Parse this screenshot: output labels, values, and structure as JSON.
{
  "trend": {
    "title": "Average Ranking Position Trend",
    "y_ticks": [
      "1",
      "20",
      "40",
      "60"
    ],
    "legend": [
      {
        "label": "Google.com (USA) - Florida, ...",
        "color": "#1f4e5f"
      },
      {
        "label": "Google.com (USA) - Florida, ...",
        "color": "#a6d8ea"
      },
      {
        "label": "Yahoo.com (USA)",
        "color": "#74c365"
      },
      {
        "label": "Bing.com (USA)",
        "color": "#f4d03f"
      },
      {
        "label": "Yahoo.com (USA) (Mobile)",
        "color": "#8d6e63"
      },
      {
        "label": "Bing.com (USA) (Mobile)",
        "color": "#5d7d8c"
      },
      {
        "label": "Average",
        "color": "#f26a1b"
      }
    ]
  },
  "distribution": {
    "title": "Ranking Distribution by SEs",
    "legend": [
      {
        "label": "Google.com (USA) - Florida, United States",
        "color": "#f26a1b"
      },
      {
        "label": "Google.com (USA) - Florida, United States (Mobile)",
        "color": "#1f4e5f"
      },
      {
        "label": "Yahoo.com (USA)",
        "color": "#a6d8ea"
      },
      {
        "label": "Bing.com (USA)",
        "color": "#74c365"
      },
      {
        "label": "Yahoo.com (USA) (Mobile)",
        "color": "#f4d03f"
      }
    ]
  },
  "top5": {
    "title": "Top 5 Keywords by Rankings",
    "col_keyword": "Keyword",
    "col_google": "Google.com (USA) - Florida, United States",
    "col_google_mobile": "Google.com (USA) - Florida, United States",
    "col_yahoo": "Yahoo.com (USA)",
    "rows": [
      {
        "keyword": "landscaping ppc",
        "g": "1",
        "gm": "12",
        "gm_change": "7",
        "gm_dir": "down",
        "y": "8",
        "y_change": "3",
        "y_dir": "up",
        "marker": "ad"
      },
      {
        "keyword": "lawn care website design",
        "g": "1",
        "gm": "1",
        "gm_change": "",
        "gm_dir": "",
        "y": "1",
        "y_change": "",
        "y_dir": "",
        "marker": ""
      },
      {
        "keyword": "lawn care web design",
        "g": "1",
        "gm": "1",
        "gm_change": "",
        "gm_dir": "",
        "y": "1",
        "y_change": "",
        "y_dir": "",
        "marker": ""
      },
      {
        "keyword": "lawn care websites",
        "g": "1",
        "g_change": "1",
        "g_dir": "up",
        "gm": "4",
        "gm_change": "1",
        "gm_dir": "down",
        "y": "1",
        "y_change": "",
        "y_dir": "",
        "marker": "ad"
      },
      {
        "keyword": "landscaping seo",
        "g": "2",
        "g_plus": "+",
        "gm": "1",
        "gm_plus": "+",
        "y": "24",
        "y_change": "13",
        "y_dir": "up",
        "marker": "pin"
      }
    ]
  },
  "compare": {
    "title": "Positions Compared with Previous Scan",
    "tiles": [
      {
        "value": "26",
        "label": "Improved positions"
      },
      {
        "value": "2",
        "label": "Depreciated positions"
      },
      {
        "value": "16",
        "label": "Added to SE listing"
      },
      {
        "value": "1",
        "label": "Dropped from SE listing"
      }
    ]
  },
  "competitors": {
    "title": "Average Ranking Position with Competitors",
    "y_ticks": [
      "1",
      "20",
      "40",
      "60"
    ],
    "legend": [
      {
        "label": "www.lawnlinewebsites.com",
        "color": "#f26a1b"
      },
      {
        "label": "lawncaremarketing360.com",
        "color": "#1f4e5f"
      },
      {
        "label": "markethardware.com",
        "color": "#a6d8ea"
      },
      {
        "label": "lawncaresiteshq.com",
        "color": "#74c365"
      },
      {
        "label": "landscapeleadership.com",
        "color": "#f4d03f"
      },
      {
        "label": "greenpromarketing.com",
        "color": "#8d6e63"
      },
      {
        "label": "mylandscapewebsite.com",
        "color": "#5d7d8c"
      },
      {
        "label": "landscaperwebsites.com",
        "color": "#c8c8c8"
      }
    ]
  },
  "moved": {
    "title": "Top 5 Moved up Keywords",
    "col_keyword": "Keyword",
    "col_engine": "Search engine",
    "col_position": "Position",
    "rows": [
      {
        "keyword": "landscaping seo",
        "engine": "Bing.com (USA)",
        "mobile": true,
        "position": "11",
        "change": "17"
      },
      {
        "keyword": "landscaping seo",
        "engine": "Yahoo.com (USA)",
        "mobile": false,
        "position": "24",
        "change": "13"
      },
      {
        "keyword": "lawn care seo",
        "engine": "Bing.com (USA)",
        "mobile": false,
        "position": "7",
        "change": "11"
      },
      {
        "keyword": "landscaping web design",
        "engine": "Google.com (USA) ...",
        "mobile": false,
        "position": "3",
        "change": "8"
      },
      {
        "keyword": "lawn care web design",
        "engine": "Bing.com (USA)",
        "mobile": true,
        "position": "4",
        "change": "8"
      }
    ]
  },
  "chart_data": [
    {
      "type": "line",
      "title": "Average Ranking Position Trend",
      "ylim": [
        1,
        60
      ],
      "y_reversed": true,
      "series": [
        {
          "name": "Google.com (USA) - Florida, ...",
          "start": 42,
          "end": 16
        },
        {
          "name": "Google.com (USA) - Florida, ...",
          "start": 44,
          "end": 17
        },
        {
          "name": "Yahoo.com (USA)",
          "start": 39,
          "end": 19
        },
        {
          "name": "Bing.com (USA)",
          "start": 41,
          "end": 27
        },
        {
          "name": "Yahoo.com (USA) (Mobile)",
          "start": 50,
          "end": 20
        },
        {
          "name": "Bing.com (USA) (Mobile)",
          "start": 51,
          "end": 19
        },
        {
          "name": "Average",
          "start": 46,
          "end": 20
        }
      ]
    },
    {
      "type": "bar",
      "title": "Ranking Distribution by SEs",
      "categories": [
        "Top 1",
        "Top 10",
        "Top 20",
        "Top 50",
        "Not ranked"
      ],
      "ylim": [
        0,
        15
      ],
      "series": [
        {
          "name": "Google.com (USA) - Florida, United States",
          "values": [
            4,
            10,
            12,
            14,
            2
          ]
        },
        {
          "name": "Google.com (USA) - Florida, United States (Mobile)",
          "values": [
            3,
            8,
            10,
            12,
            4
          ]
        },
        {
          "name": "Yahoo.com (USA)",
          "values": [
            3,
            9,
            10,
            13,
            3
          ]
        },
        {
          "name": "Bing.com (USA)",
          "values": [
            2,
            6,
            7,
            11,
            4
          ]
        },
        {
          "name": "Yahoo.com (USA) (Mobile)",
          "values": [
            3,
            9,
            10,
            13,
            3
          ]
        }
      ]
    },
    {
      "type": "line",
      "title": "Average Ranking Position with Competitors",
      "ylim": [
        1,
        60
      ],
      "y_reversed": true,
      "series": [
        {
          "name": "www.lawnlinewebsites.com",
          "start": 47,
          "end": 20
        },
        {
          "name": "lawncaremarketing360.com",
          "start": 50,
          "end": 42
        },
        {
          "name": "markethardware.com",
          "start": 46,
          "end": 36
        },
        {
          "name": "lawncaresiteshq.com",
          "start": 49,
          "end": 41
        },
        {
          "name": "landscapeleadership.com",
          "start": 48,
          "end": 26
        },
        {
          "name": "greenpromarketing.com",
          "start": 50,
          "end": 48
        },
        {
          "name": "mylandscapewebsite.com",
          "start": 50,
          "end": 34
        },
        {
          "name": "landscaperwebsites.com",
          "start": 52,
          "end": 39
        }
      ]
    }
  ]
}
□ □ □ □ □
* WHAT IS REQUIRED
Quote the material exactly, leaving nothing out.

* SOLUTION FOR THIS TASK
Parse this screenshot: output labels, values, and structure as JSON.
{
  "trend": {
    "title": "Average Ranking Position Trend",
    "y_ticks": [
      "1",
      "20",
      "40",
      "60"
    ],
    "legend": [
      {
        "label": "Google.com (USA) - Florida, ...",
        "color": "#1f4e5f"
      },
      {
        "label": "Google.com (USA) - Florida, ...",
        "color": "#a6d8ea"
      },
      {
        "label": "Yahoo.com (USA)",
        "color": "#74c365"
      },
      {
        "label": "Bing.com (USA)",
        "color": "#f4d03f"
      },
      {
        "label": "Yahoo.com (USA) (Mobile)",
        "color": "#8d6e63"
      },
      {
        "label": "Bing.com (USA) (Mobile)",
        "color": "#5d7d8c"
      },
      {
        "label": "Average",
        "color": "#f26a1b"
      }
    ]
  },
  "distribution": {
    "title": "Ranking Distribution by SEs",
    "legend": [
      {
        "label": "Google.com (USA) - Florida, United States",
        "color": "#f26a1b"
      },
      {
        "label": "Google.com (USA) - Florida, United States (Mobile)",
        "color": "#1f4e5f"
      },
      {
        "label": "Yahoo.com (USA)",
        "color": "#a6d8ea"
      },
      {
        "label": "Bing.com (USA)",
        "color": "#74c365"
      },
      {
        "label": "Yahoo.com (USA) (Mobile)",
        "color": "#f4d03f"
      }
    ]
  },
  "top5": {
    "title": "Top 5 Keywords by Rankings",
    "col_keyword": "Keyword",
    "col_google": "Google.com (USA) - Florida, United States",
    "col_google_mobile": "Google.com (USA) - Florida, United States",
    "col_yahoo": "Yahoo.com (USA)",
    "rows": [
      {
        "keyword": "landscaping ppc",
        "g": "1",
        "gm": "12",
        "gm_change": "7",
        "gm_dir": "down",
        "y": "8",
        "y_change": "3",
        "y_dir": "up",
        "marker": "ad"
      },
      {
        "keyword": "lawn care website design",
        "g": "1",
        "gm": "1",
        "gm_change": "",
        "gm_dir": "",
        "y": "1",
        "y_change": "",
        "y_dir": "",
        "marker": ""
      },
      {
        "keyword": "lawn care web design",
        "g": "1",
        "gm": "1",
        "gm_change": "",
        "gm_dir": "",
        "y": "1",
        "y_change": "",
        "y_dir": "",
        "marker": ""
      },
      {
        "keyword": "lawn care websites",
        "g": "1",
        "g_change": "1",
        "g_dir": "up",
        "gm": "4",
        "gm_change": "1",
        "gm_dir": "down",
        "y": "1",
        "y_change": "",
        "y_dir": "",
        "marker": "ad"
      },
      {
        "keyword": "landscaping seo",
        "g": "2",
        "g_plus": "+",
        "gm": "1",
        "gm_plus": "+",
        "y": "24",
        "y_change": "13",
        "y_dir": "up",
        "marker": "pin"
      }
    ]
  },
  "compare": {
    "title": "Positions Compared with Previous Scan",
    "tiles": [
      {
        "value": "26",
        "label": "Improved positions"
      },
      {
        "value": "2",
        "label": "Depreciated positions"
      },
      {
        "value": "16",
        "label": "Added to SE listing"
      },
      {
        "value": "1",
        "label": "Dropped from SE listing"
      }
    ]
  },
  "competitors": {
    "title": "Average Ranking Position with Competitors",
    "y_ticks": [
      "1",
      "20",
      "40",
      "60"
    ],
    "legend": [
      {
        "label": "www.lawnlinewebsites.com",
        "color": "#f26a1b"
      },
      {
        "label": "lawncaremarketing360.com",
        "color": "#1f4e5f"
      },
      {
        "label": "markethardware.com",
        "color": "#a6d8ea"
      },
      {
        "label": "lawncaresiteshq.com",
        "color": "#74c365"
      },
      {
        "label": "landscapeleadership.com",
        "color": "#f4d03f"
      },
      {
        "label": "greenpromarketing.com",
        "color": "#8d6e63"
      },
      {
        "label": "mylandscapewebsite.com",
        "color": "#5d7d8c"
      },
      {
        "label": "landscaperwebsites.com",
        "color": "#c8c8c8"
      }
    ]
  },
  "moved": {
    "title": "Top 5 Moved up Keywords",
    "col_keyword": "Keyword",
    "col_engine": "Search engine",
    "col_position": "Position",
    "rows": [
      {
        "keyword": "landscaping seo",
        "engine": "Bing.com (USA)",
        "mobile": true,
        "position": "11",
        "change": "17"
      },
      {
        "keyword": "landscaping seo",
        "engine": "Yahoo.com (USA)",
        "mobile": false,
        "position": "24",
        "change": "13"
      },
      {
        "keyword": "lawn care seo",
        "engine": "Bing.com (USA)",
        "mobile": false,
        "position": "7",
        "change": "11"
      },
      {
        "keyword": "landscaping web design",
        "engine": "Google.com (USA) ...",
        "mobile": false,
        "position": "3",
        "change": "8"
      },
      {
        "keyword": "lawn care web design",
        "engine": "Bing.com (USA)",
        "mobile": true,
        "position": "4",
        "change": "8"
      }
    ]
  },
  "chart_data": [
    {
      "type": "line",
      "title": "Average Ranking Position Trend",
      "ylim": [
        1,
        60
      ],
      "y_reversed": true,
      "series": [
        {
          "name": "Google.com (USA) - Florida, ...",
          "start": 42,
          "end": 16
        },
        {
          "name": "Google.com (USA) - Florida, ...",
          "start": 44,
          "end": 17
        },
        {
          "name": "Yahoo.com (USA)",
          "start": 39,
          "end": 19
        },
        {
          "name": "Bing.com (USA)",
          "start": 41,
          "end": 27
        },
        {
          "name": "Yahoo.com (USA) (Mobile)",
          "start": 50,
          "end": 20
        },
        {
          "name": "Bing.com (USA) (Mobile)",
          "start": 51,
          "end": 19
        },
        {
          "name": "Average",
          "start": 46,
          "end": 20
        }
      ]
    },
    {
      "type": "bar",
      "title": "Ranking Distribution by SEs",
      "categories": [
        "Top 1",
        "Top 10",
        "Top 20",
        "Top 50",
        "Not ranked"
      ],
      "ylim": [
        0,
        15
      ],
      "series": [
        {
          "name": "Google.com (USA) - Florida, United States",
          "values": [
            4,
            10,
            12,
            14,
            2
          ]
        },
        {
          "name": "Google.com (USA) - Florida, United States (Mobile)",
          "values": [
            3,
            8,
            10,
            12,
            4
          ]
        },
        {
          "name": "Yahoo.com (USA)",
          "values": [
            3,
            9,
            10,
            13,
            3
          ]
        },
        {
          "name": "Bing.com (USA)",
          "values": [
            2,
            6,
            7,
            11,
            4
          ]
        },
        {
          "name": "Yahoo.com (USA) (Mobile)",
          "values": [
            3,
            9,
            10,
            13,
            3
          ]
        }
      ]
    },
    {
      "type": "line",
      "title": "Average Ranking Position with Competitors",
      "ylim": [
        1,
        60
      ],
      "y_reversed": true,
      "series": [
        {
          "name": "www.lawnlinewebsites.com",
          "start": 47,
          "end": 20
        },
        {
          "name": "lawncaremarketing360.com",
          "start": 50,
          "end": 42
        },
        {
          "name": "markethardware.com",
          "start": 46,
          "end": 36
        },
        {
          "name": "lawncaresiteshq.com",
          "start": 49,
          "end": 41
        },
        {
          "name": "landscapeleadership.com",
          "start": 48,
          "end": 26
        },
        {
          "name": "greenpromarketing.com",
          "start": 50,
          "end": 48
        },
        {
          "name": "mylandscapewebsite.com",
          "start": 50,
          "end": 34
        },
        {
          "name": "landscaperwebsites.com",
          "start": 52,
          "end": 39
        }
      ]
    }
  ]
}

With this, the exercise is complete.